### Required task:
Lines containing the word "Allah" should be extracted in full.

### Extracted entries:
======

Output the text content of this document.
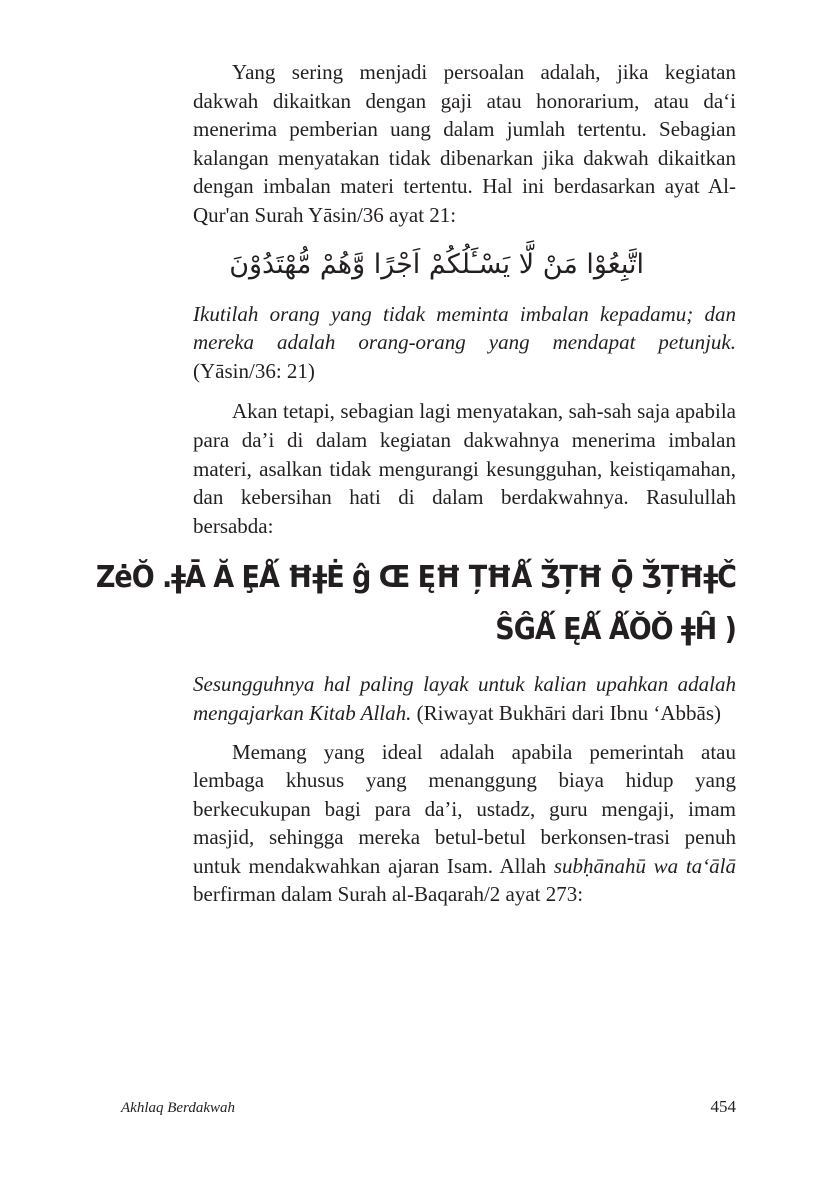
Yang sering menjadi persoalan adalah, jika kegiatan dakwah dikaitkan dengan gaji atau honorarium, atau da‘i menerima pemberian uang dalam jumlah tertentu. Sebagian kalangan menyatakan tidak dibenarkan jika dakwah dikaitkan dengan imbalan materi tertentu. Hal ini berdasarkan ayat Al-Qur'an Surah Yāsin/36 ayat 21:

اتَّبِعُوْا مَنْ لَّا يَسْـَٔلُكُمْ اَجْرًا وَّهُمْ مُّهْتَدُوْنَ

Ikutilah orang yang tidak meminta imbalan kepadamu; dan mereka adalah orang-orang yang mendapat petunjuk. (Yāsin/36: 21)

Akan tetapi, sebagian lagi menyatakan, sah-sah saja apabila para da’i di dalam kegiatan dakwahnya menerima imbalan materi, asalkan tidak mengurangi kesungguhan, keistiqamahan, dan kebersihan hati di dalam berdakwahnya. Rasulullah bersabda:

ZėŎ .ǂĀ Ă ȨǺ ĦǂĖ ĝ Œ ĘĦ ȚĦǺ ǮȚĦ Ǭ ǮȚĦǂČ
( ŜĜǺ ĘǺ ǺŎŎ ǂĤ

Sesungguhnya hal paling layak untuk kalian upahkan adalah mengajarkan Kitab Allah. (Riwayat Bukhāri dari Ibnu ‘Abbās)

Memang yang ideal adalah apabila pemerintah atau lembaga khusus yang menanggung biaya hidup yang berkecukupan bagi para da’i, ustadz, guru mengaji, imam masjid, sehingga mereka betul-betul berkonsen-trasi penuh untuk mendakwahkan ajaran Isam. Allah subḥānahū wa ta‘ālā berfirman dalam Surah al-Baqarah/2 ayat 273:

Akhlaq Berdakwah	454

======

### Full answer:
Sesungguhnya hal paling layak untuk kalian upahkan adalah mengajarkan Kitab Allah. (Riwayat Bukhāri dari Ibnu ‘Abbās)
Memang yang ideal adalah apabila pemerintah atau lembaga khusus yang menanggung biaya hidup yang berkecukupan bagi para da’i, ustadz, guru mengaji, imam masjid, sehingga mereka betul-betul berkonsen-trasi penuh untuk mendakwahkan ajaran Isam. Allah subḥānahū wa ta‘ālā berfirman dalam Surah al-Baqarah/2 ayat 273:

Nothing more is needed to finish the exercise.